- [Goal] Read through the entries below and return each line with the word "JSON".
>> begin Dataset rows
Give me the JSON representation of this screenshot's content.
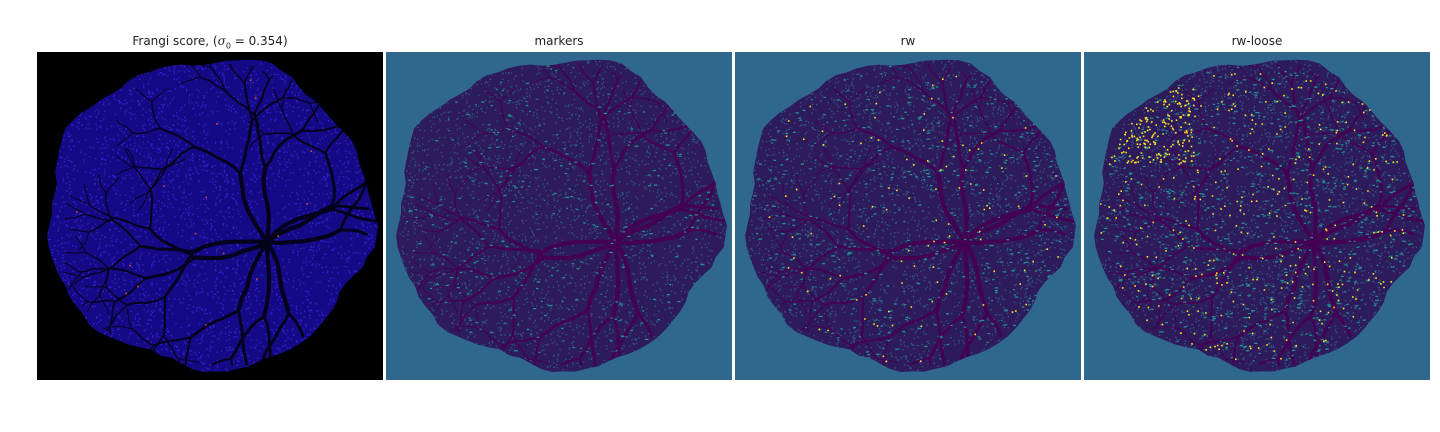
{
  "figure": {
    "panels": [
      {
        "id": "frangi",
        "title_prefix": "Frangi score, (",
        "title_sigma": "σ",
        "title_sub": "0",
        "title_eq": " = 0.354)",
        "cmap": "gnuplot2",
        "background": "#000000",
        "fill": "#140a86",
        "vessel": "#05031c",
        "speck": "#3a2be0",
        "hot": "#d04a3a",
        "hot_density": 0.0006
      },
      {
        "id": "markers",
        "title": "markers",
        "cmap": "viridis",
        "background": "#30678d",
        "fill": "#2d1b5c",
        "vessel": "#440154",
        "speck": "#31688e",
        "accent": "#21918c",
        "accent_density": 0.012,
        "hot_density": 0
      },
      {
        "id": "rw",
        "title": "rw",
        "cmap": "viridis",
        "background": "#30678d",
        "fill": "#2d1b5c",
        "vessel": "#440154",
        "speck": "#31688e",
        "accent": "#21918c",
        "accent_density": 0.018,
        "hot": "#fde725",
        "hot_density": 0.004
      },
      {
        "id": "rw-loose",
        "title": "rw-loose",
        "cmap": "viridis",
        "background": "#30678d",
        "fill": "#2d1b5c",
        "vessel": "#440154",
        "speck": "#31688e",
        "accent": "#21918c",
        "accent_density": 0.03,
        "hot": "#fde725",
        "hot_density": 0.02
      }
    ]
  }
}
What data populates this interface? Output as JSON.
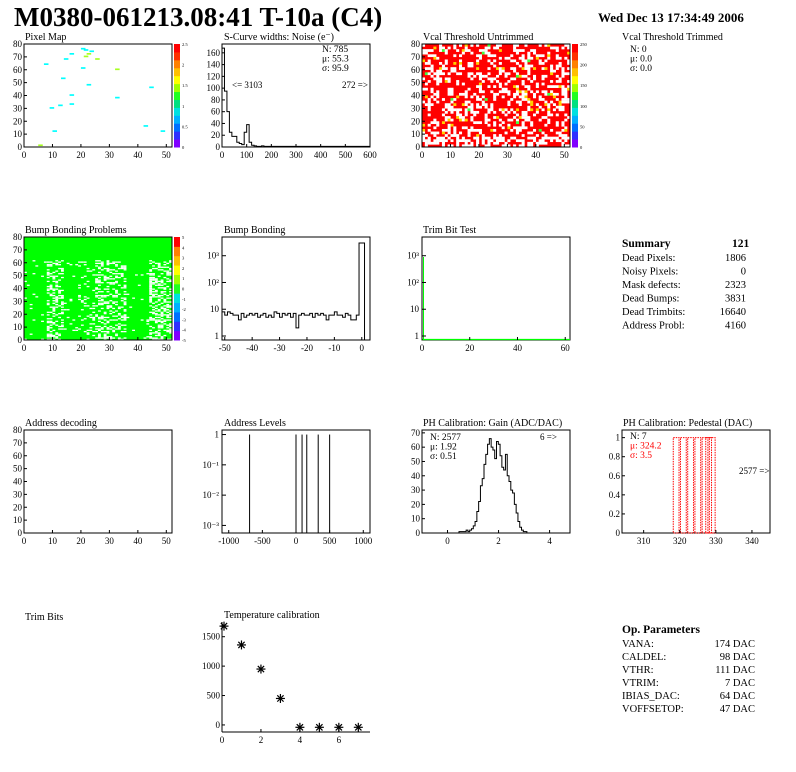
>> end Dataset rows
- [Result]
Give me the JSON representation of this screenshot's content.
What data populates this interface? Output as JSON.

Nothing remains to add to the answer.